Exercise description> Return every line of the data exactly as it stands.

══ Exercise materials

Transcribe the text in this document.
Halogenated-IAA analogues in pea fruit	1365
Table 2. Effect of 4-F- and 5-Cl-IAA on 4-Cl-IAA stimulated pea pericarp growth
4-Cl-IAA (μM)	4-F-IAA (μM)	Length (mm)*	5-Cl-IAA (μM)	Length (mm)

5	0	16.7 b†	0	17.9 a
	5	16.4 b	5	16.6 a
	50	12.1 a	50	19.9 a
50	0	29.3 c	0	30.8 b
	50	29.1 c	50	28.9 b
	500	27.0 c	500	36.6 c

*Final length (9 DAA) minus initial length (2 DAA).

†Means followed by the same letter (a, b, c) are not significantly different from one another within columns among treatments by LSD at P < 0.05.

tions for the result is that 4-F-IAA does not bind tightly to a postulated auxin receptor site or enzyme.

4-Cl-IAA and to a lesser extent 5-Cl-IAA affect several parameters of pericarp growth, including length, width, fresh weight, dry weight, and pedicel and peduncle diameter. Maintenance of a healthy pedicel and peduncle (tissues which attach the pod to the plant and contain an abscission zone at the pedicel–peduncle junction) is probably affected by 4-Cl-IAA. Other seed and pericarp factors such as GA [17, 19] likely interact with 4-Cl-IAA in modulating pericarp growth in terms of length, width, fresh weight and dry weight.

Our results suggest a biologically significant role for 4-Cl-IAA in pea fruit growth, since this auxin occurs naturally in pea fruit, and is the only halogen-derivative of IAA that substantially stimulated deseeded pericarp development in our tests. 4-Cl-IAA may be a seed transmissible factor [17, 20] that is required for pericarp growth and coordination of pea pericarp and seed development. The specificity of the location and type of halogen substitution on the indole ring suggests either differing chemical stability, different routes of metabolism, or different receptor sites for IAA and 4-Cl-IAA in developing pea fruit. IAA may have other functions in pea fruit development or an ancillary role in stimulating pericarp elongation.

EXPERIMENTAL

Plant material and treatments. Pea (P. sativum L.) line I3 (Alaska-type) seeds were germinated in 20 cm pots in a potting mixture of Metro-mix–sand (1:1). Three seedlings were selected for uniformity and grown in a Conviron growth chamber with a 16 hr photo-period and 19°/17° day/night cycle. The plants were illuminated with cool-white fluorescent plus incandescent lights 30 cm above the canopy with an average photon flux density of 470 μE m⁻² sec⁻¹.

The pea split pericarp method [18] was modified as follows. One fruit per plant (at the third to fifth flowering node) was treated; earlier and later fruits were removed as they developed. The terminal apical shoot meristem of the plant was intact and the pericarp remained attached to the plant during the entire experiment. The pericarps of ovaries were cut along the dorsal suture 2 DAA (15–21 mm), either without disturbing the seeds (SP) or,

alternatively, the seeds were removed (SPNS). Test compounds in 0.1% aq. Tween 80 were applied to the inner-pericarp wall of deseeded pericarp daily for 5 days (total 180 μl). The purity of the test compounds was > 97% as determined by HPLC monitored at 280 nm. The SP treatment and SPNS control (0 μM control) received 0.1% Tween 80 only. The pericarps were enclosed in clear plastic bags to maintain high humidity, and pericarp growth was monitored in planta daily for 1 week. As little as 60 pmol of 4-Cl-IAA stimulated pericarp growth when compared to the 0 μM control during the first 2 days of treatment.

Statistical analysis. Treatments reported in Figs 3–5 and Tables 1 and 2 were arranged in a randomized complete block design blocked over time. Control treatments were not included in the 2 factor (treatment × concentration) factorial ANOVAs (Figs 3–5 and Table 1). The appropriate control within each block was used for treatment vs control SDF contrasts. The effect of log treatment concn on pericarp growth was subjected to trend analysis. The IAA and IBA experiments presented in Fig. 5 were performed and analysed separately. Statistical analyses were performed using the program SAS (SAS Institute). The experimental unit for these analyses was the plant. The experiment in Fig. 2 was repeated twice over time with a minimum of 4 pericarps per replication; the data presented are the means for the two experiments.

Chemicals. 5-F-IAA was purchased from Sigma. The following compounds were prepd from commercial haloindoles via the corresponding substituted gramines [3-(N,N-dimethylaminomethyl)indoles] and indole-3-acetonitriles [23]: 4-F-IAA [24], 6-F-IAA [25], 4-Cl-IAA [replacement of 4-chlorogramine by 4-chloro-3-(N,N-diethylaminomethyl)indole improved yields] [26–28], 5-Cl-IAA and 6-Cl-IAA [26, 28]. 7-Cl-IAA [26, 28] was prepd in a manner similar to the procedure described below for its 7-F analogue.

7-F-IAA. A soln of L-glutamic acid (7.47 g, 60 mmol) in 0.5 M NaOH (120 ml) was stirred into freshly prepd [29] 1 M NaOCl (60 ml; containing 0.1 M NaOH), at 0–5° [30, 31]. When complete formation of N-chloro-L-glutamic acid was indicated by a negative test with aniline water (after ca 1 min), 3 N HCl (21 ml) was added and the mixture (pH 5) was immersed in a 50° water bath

════

Task solution>
Transcribe the text in this document.
Halogenated-IAA analogues in pea fruit	1365
Table 2. Effect of 4-F- and 5-Cl-IAA on 4-Cl-IAA stimulated pea pericarp growth
4-Cl-IAA (μM)	4-F-IAA (μM)	Length (mm)*	5-Cl-IAA (μM)	Length (mm)

5	0	16.7 b†	0	17.9 a
	5	16.4 b	5	16.6 a
	50	12.1 a	50	19.9 a
50	0	29.3 c	0	30.8 b
	50	29.1 c	50	28.9 b
	500	27.0 c	500	36.6 c

*Final length (9 DAA) minus initial length (2 DAA).

†Means followed by the same letter (a, b, c) are not significantly different from one another within columns among treatments by LSD at P < 0.05.

tions for the result is that 4-F-IAA does not bind tightly to a postulated auxin receptor site or enzyme.

4-Cl-IAA and to a lesser extent 5-Cl-IAA affect several parameters of pericarp growth, including length, width, fresh weight, dry weight, and pedicel and peduncle diameter. Maintenance of a healthy pedicel and peduncle (tissues which attach the pod to the plant and contain an abscission zone at the pedicel–peduncle junction) is probably affected by 4-Cl-IAA. Other seed and pericarp factors such as GA [17, 19] likely interact with 4-Cl-IAA in modulating pericarp growth in terms of length, width, fresh weight and dry weight.

Our results suggest a biologically significant role for 4-Cl-IAA in pea fruit growth, since this auxin occurs naturally in pea fruit, and is the only halogen-derivative of IAA that substantially stimulated deseeded pericarp development in our tests. 4-Cl-IAA may be a seed transmissible factor [17, 20] that is required for pericarp growth and coordination of pea pericarp and seed development. The specificity of the location and type of halogen substitution on the indole ring suggests either differing chemical stability, different routes of metabolism, or different receptor sites for IAA and 4-Cl-IAA in developing pea fruit. IAA may have other functions in pea fruit development or an ancillary role in stimulating pericarp elongation.

EXPERIMENTAL

Plant material and treatments. Pea (P. sativum L.) line I3 (Alaska-type) seeds were germinated in 20 cm pots in a potting mixture of Metro-mix–sand (1:1). Three seedlings were selected for uniformity and grown in a Conviron growth chamber with a 16 hr photo-period and 19°/17° day/night cycle. The plants were illuminated with cool-white fluorescent plus incandescent lights 30 cm above the canopy with an average photon flux density of 470 μE m⁻² sec⁻¹.

The pea split pericarp method [18] was modified as follows. One fruit per plant (at the third to fifth flowering node) was treated; earlier and later fruits were removed as they developed. The terminal apical shoot meristem of the plant was intact and the pericarp remained attached to the plant during the entire experiment. The pericarps of ovaries were cut along the dorsal suture 2 DAA (15–21 mm), either without disturbing the seeds (SP) or,

alternatively, the seeds were removed (SPNS). Test compounds in 0.1% aq. Tween 80 were applied to the inner-pericarp wall of deseeded pericarp daily for 5 days (total 180 μl). The purity of the test compounds was > 97% as determined by HPLC monitored at 280 nm. The SP treatment and SPNS control (0 μM control) received 0.1% Tween 80 only. The pericarps were enclosed in clear plastic bags to maintain high humidity, and pericarp growth was monitored in planta daily for 1 week. As little as 60 pmol of 4-Cl-IAA stimulated pericarp growth when compared to the 0 μM control during the first 2 days of treatment.

Statistical analysis. Treatments reported in Figs 3–5 and Tables 1 and 2 were arranged in a randomized complete block design blocked over time. Control treatments were not included in the 2 factor (treatment × concentration) factorial ANOVAs (Figs 3–5 and Table 1). The appropriate control within each block was used for treatment vs control SDF contrasts. The effect of log treatment concn on pericarp growth was subjected to trend analysis. The IAA and IBA experiments presented in Fig. 5 were performed and analysed separately. Statistical analyses were performed using the program SAS (SAS Institute). The experimental unit for these analyses was the plant. The experiment in Fig. 2 was repeated twice over time with a minimum of 4 pericarps per replication; the data presented are the means for the two experiments.

Chemicals. 5-F-IAA was purchased from Sigma. The following compounds were prepd from commercial haloindoles via the corresponding substituted gramines [3-(N,N-dimethylaminomethyl)indoles] and indole-3-acetonitriles [23]: 4-F-IAA [24], 6-F-IAA [25], 4-Cl-IAA [replacement of 4-chlorogramine by 4-chloro-3-(N,N-diethylaminomethyl)indole improved yields] [26–28], 5-Cl-IAA and 6-Cl-IAA [26, 28]. 7-Cl-IAA [26, 28] was prepd in a manner similar to the procedure described below for its 7-F analogue.

7-F-IAA. A soln of L-glutamic acid (7.47 g, 60 mmol) in 0.5 M NaOH (120 ml) was stirred into freshly prepd [29] 1 M NaOCl (60 ml; containing 0.1 M NaOH), at 0–5° [30, 31]. When complete formation of N-chloro-L-glutamic acid was indicated by a negative test with aniline water (after ca 1 min), 3 N HCl (21 ml) was added and the mixture (pH 5) was immersed in a 50° water bath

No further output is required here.